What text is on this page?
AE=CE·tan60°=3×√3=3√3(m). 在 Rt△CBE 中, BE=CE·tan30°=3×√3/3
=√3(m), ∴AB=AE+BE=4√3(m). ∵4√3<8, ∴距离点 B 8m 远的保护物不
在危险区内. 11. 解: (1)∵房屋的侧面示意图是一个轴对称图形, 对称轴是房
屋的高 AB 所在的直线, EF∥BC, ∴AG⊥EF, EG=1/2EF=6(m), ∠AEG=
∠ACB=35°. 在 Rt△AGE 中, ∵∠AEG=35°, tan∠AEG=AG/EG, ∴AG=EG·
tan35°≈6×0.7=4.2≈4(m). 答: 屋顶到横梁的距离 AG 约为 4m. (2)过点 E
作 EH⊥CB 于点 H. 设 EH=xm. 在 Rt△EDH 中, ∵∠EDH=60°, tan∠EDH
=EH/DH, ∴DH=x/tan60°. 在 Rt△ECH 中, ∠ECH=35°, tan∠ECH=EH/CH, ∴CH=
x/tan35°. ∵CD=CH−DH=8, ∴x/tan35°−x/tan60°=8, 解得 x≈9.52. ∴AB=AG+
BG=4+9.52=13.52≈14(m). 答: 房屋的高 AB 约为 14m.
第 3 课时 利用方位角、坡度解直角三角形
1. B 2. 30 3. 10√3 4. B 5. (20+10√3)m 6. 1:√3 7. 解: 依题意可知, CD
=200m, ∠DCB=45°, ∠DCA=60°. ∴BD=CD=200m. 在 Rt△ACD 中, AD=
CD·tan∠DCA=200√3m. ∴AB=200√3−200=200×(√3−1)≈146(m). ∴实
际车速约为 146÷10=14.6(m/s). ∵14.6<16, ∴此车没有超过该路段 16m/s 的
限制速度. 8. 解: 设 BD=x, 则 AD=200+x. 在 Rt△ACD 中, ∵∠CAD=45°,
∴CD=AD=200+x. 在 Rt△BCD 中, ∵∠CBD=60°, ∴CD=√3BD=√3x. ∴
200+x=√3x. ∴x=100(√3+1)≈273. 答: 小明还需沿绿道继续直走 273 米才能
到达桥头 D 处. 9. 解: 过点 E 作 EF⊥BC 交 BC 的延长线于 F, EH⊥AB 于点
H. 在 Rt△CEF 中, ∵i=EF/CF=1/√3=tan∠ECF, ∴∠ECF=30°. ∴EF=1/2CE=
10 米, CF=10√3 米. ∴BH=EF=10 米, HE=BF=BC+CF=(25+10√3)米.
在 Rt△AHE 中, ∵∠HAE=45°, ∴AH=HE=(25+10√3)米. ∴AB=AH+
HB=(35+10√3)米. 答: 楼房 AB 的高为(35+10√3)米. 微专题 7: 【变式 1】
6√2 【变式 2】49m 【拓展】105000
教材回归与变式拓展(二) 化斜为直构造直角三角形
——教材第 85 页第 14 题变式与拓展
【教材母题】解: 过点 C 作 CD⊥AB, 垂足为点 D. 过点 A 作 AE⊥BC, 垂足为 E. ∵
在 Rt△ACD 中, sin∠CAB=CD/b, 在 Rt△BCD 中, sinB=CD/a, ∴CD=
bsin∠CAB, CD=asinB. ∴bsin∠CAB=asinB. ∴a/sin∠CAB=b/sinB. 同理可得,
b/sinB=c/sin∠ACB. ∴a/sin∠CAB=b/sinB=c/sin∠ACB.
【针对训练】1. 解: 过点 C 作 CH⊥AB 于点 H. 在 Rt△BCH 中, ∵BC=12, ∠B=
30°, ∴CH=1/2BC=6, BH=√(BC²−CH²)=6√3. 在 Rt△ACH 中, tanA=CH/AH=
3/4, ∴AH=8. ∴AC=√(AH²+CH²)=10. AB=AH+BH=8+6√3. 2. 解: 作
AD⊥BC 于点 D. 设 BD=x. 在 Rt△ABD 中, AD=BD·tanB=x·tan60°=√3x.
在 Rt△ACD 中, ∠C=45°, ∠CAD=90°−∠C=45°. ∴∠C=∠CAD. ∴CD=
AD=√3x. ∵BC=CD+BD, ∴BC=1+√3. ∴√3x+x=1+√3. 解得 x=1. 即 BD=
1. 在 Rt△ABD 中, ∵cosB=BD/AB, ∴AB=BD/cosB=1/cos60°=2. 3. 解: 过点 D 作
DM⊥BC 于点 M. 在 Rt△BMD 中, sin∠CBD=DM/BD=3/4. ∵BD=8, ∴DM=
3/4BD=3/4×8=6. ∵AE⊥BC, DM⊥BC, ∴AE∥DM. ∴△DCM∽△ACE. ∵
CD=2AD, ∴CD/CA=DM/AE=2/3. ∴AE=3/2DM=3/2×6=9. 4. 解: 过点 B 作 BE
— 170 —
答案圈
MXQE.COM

○ ○ ○ ○ ○ ○ ○

Show each line of the data that contains the string "sinB".

在 Rt△ACD 中, sin∠CAB=CD/b, 在 Rt△BCD 中, sinB=CD/a, ∴CD=
bsin∠CAB, CD=asinB. ∴bsin∠CAB=asinB. ∴a/sin∠CAB=b/sinB. 同理可得,
b/sinB=c/sin∠ACB. ∴a/sin∠CAB=b/sinB=c/sin∠ACB.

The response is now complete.